Copy whichever lines contain the string "HACİMLERİ".

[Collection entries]
## start
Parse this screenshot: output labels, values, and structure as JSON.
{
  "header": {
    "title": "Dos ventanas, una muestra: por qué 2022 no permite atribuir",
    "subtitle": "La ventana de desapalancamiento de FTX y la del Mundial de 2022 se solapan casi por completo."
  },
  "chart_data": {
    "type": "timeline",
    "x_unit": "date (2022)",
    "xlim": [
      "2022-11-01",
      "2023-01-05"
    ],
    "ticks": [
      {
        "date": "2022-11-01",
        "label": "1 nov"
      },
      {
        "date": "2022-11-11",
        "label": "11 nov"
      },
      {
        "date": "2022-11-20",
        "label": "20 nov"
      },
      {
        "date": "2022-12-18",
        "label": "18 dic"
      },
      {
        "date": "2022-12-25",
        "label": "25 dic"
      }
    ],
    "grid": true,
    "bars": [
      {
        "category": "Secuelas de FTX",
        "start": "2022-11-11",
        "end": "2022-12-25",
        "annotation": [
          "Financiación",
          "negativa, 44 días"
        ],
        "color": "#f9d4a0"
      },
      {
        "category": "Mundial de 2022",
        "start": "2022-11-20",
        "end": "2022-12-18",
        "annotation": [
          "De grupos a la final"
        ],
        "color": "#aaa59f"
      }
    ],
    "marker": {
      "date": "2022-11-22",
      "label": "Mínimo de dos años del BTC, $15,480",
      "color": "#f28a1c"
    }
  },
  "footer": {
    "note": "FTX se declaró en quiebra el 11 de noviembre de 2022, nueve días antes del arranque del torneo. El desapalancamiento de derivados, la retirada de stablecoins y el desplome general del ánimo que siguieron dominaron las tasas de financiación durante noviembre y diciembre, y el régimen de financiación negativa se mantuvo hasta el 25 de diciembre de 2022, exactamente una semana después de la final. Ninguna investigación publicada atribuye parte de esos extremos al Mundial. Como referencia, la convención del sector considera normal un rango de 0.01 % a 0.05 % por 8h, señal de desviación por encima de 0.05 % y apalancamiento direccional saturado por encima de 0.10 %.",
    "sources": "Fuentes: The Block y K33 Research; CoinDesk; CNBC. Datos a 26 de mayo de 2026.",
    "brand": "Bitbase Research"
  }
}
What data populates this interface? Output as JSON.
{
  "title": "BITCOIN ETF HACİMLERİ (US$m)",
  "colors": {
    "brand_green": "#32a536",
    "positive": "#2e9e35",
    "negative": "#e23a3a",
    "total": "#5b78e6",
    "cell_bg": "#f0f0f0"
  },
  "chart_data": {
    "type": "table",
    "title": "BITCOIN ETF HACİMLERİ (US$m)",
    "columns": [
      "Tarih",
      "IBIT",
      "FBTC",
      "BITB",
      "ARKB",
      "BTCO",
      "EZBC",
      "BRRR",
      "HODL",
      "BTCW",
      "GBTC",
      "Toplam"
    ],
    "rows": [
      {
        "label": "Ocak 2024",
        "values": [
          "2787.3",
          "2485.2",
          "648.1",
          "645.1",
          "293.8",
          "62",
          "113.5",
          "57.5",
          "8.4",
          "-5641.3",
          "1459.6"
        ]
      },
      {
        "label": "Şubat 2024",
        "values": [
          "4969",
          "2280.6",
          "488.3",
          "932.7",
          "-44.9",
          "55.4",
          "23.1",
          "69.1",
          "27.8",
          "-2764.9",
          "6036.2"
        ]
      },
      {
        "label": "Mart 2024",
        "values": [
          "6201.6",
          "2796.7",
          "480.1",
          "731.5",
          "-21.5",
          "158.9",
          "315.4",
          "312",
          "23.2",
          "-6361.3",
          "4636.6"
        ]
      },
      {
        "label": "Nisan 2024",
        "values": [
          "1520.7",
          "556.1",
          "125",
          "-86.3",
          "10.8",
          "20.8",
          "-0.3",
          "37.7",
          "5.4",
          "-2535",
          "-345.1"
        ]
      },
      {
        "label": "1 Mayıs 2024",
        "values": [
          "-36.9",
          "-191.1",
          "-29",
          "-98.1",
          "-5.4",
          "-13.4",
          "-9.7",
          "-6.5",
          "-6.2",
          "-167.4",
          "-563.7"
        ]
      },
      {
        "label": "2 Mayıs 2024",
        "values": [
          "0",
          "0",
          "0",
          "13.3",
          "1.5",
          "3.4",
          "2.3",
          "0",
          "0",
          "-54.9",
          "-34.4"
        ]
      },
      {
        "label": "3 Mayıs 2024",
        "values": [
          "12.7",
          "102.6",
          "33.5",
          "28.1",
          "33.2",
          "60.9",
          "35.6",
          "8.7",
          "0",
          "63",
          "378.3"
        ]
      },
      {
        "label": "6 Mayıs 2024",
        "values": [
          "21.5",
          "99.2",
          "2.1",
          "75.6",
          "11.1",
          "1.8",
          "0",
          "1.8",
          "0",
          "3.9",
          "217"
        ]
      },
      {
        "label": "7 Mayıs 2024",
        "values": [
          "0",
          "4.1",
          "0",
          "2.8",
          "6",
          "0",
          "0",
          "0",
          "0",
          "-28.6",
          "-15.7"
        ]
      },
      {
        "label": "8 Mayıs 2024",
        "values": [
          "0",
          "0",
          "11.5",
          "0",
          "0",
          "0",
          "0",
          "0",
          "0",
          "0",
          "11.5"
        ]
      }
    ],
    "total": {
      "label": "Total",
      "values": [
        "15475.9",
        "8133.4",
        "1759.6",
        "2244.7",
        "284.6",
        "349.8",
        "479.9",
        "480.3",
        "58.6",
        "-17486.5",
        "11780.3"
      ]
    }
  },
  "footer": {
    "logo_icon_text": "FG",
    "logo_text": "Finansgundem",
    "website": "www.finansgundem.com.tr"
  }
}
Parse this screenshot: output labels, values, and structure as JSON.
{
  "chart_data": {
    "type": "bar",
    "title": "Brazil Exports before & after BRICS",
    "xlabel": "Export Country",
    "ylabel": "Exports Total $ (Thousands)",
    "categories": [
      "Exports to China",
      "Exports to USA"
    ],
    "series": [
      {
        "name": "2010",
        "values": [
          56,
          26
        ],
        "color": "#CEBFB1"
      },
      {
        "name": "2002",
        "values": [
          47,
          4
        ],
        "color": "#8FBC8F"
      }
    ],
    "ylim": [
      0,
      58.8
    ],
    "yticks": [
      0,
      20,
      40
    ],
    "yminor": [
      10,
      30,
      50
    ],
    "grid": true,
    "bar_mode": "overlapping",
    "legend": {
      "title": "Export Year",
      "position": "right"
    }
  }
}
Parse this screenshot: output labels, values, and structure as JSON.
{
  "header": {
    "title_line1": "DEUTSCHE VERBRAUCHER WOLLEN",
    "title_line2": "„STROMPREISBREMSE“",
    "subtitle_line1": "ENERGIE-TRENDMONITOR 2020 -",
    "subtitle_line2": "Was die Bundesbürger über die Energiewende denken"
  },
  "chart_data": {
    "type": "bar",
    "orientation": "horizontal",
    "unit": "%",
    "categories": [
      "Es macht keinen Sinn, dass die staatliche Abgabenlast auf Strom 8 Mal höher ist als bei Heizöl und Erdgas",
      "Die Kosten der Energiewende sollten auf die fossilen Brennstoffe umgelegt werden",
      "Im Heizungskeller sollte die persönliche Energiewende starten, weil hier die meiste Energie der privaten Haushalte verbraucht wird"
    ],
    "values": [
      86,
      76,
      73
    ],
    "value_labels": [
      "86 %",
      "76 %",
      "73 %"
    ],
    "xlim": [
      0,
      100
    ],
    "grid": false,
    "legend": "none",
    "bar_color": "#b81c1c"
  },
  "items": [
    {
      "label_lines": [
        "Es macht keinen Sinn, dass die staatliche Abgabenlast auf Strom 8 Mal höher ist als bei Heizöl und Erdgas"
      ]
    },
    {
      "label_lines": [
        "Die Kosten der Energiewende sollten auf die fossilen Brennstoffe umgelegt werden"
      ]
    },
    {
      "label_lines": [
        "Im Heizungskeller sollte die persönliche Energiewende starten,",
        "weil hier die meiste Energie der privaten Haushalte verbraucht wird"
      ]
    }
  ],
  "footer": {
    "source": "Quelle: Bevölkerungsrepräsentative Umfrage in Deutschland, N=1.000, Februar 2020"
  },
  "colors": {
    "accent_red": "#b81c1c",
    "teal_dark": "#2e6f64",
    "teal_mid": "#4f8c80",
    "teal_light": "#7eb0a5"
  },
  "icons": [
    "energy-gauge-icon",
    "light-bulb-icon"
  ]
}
## end
■ Output below:
  "title": "BITCOIN ETF HACİMLERİ (US$m)",
    "title": "BITCOIN ETF HACİMLERİ (US$m)",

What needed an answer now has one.